Entries shown:
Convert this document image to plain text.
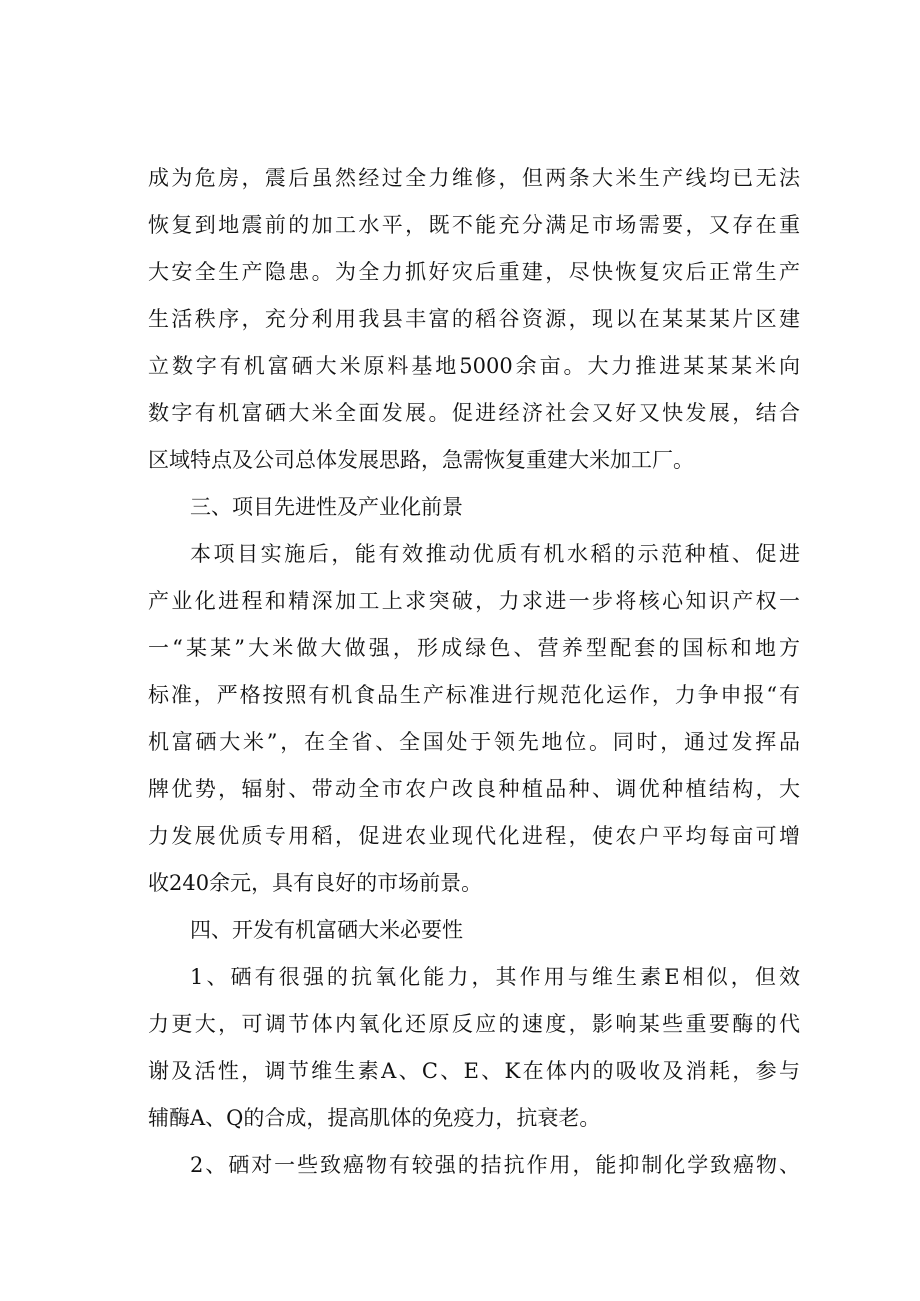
成为危房，震后虽然经过全力维修，但两条大米生产线均已无法
恢复到地震前的加工水平，既不能充分满足市场需要，又存在重
大安全生产隐患。为全力抓好灾后重建，尽快恢复灾后正常生产
生活秩序，充分利用我县丰富的稻谷资源，现以在某某某片区建
立数字有机富硒大米原料基地5000余亩。大力推进某某某米向
数字有机富硒大米全面发展。促进经济社会又好又快发展，结合
区域特点及公司总体发展思路，急需恢复重建大米加工厂。
三、项目先进性及产业化前景
本项目实施后，能有效推动优质有机水稻的示范种植、促进
产业化进程和精深加工上求突破，力求进一步将核心知识产权一
一“某某”大米做大做强，形成绿色、营养型配套的国标和地方
标准，严格按照有机食品生产标准进行规范化运作，力争申报“有
机富硒大米”，在全省、全国处于领先地位。同时，通过发挥品
牌优势，辐射、带动全市农户改良种植品种、调优种植结构，大
力发展优质专用稻，促进农业现代化进程，使农户平均每亩可增
收240余元，具有良好的市场前景。
四、开发有机富硒大米必要性
1、硒有很强的抗氧化能力，其作用与维生素E相似，但效
力更大，可调节体内氧化还原反应的速度，影响某些重要酶的代
谢及活性，调节维生素A、C、E、K在体内的吸收及消耗，参与
辅酶A、Q的合成，提高肌体的免疫力，抗衰老。
2、硒对一些致癌物有较强的拮抗作用，能抑制化学致癌物、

Description of the task: Return the entries unchanged, save for the pictures, which do not belong in the copy.

The response:
Convert this document image to plain text.
成为危房，震后虽然经过全力维修，但两条大米生产线均已无法
恢复到地震前的加工水平，既不能充分满足市场需要，又存在重
大安全生产隐患。为全力抓好灾后重建，尽快恢复灾后正常生产
生活秩序，充分利用我县丰富的稻谷资源，现以在某某某片区建
立数字有机富硒大米原料基地5000余亩。大力推进某某某米向
数字有机富硒大米全面发展。促进经济社会又好又快发展，结合
区域特点及公司总体发展思路，急需恢复重建大米加工厂。
三、项目先进性及产业化前景
本项目实施后，能有效推动优质有机水稻的示范种植、促进
产业化进程和精深加工上求突破，力求进一步将核心知识产权一
一“某某”大米做大做强，形成绿色、营养型配套的国标和地方
标准，严格按照有机食品生产标准进行规范化运作，力争申报“有
机富硒大米”，在全省、全国处于领先地位。同时，通过发挥品
牌优势，辐射、带动全市农户改良种植品种、调优种植结构，大
力发展优质专用稻，促进农业现代化进程，使农户平均每亩可增
收240余元，具有良好的市场前景。
四、开发有机富硒大米必要性
1、硒有很强的抗氧化能力，其作用与维生素E相似，但效
力更大，可调节体内氧化还原反应的速度，影响某些重要酶的代
谢及活性，调节维生素A、C、E、K在体内的吸收及消耗，参与
辅酶A、Q的合成，提高肌体的免疫力，抗衰老。
2、硒对一些致癌物有较强的拮抗作用，能抑制化学致癌物、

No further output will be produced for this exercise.